─── Provided records

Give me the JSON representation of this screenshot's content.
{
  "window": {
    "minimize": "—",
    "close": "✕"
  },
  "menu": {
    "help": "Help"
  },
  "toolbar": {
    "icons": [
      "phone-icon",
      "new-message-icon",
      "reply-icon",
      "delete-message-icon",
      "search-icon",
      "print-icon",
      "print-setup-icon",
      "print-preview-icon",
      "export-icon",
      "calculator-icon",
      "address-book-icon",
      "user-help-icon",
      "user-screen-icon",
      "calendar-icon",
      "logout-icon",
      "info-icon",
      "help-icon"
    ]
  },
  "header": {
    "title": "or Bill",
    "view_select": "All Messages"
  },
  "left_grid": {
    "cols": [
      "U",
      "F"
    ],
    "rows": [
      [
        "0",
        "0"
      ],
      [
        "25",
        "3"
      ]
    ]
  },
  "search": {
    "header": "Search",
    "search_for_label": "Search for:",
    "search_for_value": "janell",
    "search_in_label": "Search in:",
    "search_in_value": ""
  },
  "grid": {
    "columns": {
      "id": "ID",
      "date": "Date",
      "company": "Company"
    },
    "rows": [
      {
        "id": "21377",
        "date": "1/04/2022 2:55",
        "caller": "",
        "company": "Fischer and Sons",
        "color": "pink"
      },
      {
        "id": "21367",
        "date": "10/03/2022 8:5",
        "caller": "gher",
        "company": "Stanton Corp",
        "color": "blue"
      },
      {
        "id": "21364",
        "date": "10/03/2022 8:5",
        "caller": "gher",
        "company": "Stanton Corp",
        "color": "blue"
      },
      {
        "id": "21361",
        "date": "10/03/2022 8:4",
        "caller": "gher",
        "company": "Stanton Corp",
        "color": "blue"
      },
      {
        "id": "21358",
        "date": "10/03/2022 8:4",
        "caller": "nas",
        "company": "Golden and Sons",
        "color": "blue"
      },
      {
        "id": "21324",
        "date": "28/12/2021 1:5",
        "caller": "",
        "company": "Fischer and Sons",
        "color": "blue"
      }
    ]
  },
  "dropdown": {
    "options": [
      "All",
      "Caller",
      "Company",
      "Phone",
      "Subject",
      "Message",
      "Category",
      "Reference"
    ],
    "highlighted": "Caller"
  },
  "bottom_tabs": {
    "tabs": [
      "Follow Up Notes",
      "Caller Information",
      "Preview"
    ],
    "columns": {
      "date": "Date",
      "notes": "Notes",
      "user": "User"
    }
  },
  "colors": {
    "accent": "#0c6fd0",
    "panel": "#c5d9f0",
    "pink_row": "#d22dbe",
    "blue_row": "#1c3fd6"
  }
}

──────

Problem requirements:
All of the records must be retyped exactly as they are.

Output for this task:
Give me the JSON representation of this screenshot's content.
{
  "window": {
    "minimize": "—",
    "close": "✕"
  },
  "menu": {
    "help": "Help"
  },
  "toolbar": {
    "icons": [
      "phone-icon",
      "new-message-icon",
      "reply-icon",
      "delete-message-icon",
      "search-icon",
      "print-icon",
      "print-setup-icon",
      "print-preview-icon",
      "export-icon",
      "calculator-icon",
      "address-book-icon",
      "user-help-icon",
      "user-screen-icon",
      "calendar-icon",
      "logout-icon",
      "info-icon",
      "help-icon"
    ]
  },
  "header": {
    "title": "or Bill",
    "view_select": "All Messages"
  },
  "left_grid": {
    "cols": [
      "U",
      "F"
    ],
    "rows": [
      [
        "0",
        "0"
      ],
      [
        "25",
        "3"
      ]
    ]
  },
  "search": {
    "header": "Search",
    "search_for_label": "Search for:",
    "search_for_value": "janell",
    "search_in_label": "Search in:",
    "search_in_value": ""
  },
  "grid": {
    "columns": {
      "id": "ID",
      "date": "Date",
      "company": "Company"
    },
    "rows": [
      {
        "id": "21377",
        "date": "1/04/2022 2:55",
        "caller": "",
        "company": "Fischer and Sons",
        "color": "pink"
      },
      {
        "id": "21367",
        "date": "10/03/2022 8:5",
        "caller": "gher",
        "company": "Stanton Corp",
        "color": "blue"
      },
      {
        "id": "21364",
        "date": "10/03/2022 8:5",
        "caller": "gher",
        "company": "Stanton Corp",
        "color": "blue"
      },
      {
        "id": "21361",
        "date": "10/03/2022 8:4",
        "caller": "gher",
        "company": "Stanton Corp",
        "color": "blue"
      },
      {
        "id": "21358",
        "date": "10/03/2022 8:4",
        "caller": "nas",
        "company": "Golden and Sons",
        "color": "blue"
      },
      {
        "id": "21324",
        "date": "28/12/2021 1:5",
        "caller": "",
        "company": "Fischer and Sons",
        "color": "blue"
      }
    ]
  },
  "dropdown": {
    "options": [
      "All",
      "Caller",
      "Company",
      "Phone",
      "Subject",
      "Message",
      "Category",
      "Reference"
    ],
    "highlighted": "Caller"
  },
  "bottom_tabs": {
    "tabs": [
      "Follow Up Notes",
      "Caller Information",
      "Preview"
    ],
    "columns": {
      "date": "Date",
      "notes": "Notes",
      "user": "User"
    }
  },
  "colors": {
    "accent": "#0c6fd0",
    "panel": "#c5d9f0",
    "pink_row": "#d22dbe",
    "blue_row": "#1c3fd6"
  }
}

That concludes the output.